Exercise task
Copy out every one of the entries below, keeping each line unchanged.

Item position entries:
━━━━━━━━
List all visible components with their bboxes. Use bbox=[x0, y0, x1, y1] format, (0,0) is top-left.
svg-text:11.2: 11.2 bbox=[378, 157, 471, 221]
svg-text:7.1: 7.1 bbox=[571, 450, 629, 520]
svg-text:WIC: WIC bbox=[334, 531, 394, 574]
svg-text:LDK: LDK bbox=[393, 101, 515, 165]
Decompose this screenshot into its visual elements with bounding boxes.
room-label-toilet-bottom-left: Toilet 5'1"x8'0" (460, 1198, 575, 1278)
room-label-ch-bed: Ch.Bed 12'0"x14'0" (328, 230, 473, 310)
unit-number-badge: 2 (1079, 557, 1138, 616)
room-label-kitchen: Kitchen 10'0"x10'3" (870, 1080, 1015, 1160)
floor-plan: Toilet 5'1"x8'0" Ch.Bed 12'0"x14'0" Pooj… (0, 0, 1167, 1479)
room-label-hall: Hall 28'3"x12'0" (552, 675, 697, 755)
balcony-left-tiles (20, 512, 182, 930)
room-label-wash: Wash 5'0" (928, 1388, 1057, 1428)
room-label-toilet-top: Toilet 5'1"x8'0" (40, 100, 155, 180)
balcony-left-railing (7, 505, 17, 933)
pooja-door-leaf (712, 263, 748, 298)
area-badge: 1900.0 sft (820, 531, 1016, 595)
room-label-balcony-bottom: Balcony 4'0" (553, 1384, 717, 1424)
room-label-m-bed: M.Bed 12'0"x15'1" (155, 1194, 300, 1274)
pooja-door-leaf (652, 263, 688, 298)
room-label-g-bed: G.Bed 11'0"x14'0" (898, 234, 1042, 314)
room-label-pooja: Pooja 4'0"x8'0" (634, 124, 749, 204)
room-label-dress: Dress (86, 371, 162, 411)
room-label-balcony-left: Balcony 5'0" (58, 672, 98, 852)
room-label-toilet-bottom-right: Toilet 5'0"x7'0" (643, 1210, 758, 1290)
━━━━━━━━
Exercise result
List all visible components with their bboxes. Use bbox=[x0, y0, x1, y1] format, (0,0) is top-left.
svg-text:11.2: 11.2 bbox=[378, 157, 471, 221]
svg-text:7.1: 7.1 bbox=[571, 450, 629, 520]
svg-text:WIC: WIC bbox=[334, 531, 394, 574]
svg-text:LDK: LDK bbox=[393, 101, 515, 165]
Decompose this screenshot into its visual elements with bounding boxes.
room-label-toilet-bottom-left: Toilet 5'1"x8'0" (460, 1198, 575, 1278)
room-label-ch-bed: Ch.Bed 12'0"x14'0" (328, 230, 473, 310)
unit-number-badge: 2 (1079, 557, 1138, 616)
room-label-kitchen: Kitchen 10'0"x10'3" (870, 1080, 1015, 1160)
floor-plan: Toilet 5'1"x8'0" Ch.Bed 12'0"x14'0" Pooj… (0, 0, 1167, 1479)
room-label-hall: Hall 28'3"x12'0" (552, 675, 697, 755)
balcony-left-tiles (20, 512, 182, 930)
room-label-wash: Wash 5'0" (928, 1388, 1057, 1428)
room-label-toilet-top: Toilet 5'1"x8'0" (40, 100, 155, 180)
balcony-left-railing (7, 505, 17, 933)
pooja-door-leaf (712, 263, 748, 298)
area-badge: 1900.0 sft (820, 531, 1016, 595)
room-label-balcony-bottom: Balcony 4'0" (553, 1384, 717, 1424)
room-label-m-bed: M.Bed 12'0"x15'1" (155, 1194, 300, 1274)
pooja-door-leaf (652, 263, 688, 298)
room-label-g-bed: G.Bed 11'0"x14'0" (898, 234, 1042, 314)
room-label-pooja: Pooja 4'0"x8'0" (634, 124, 749, 204)
room-label-dress: Dress (86, 371, 162, 411)
room-label-balcony-left: Balcony 5'0" (58, 672, 98, 852)
room-label-toilet-bottom-right: Toilet 5'0"x7'0" (643, 1210, 758, 1290)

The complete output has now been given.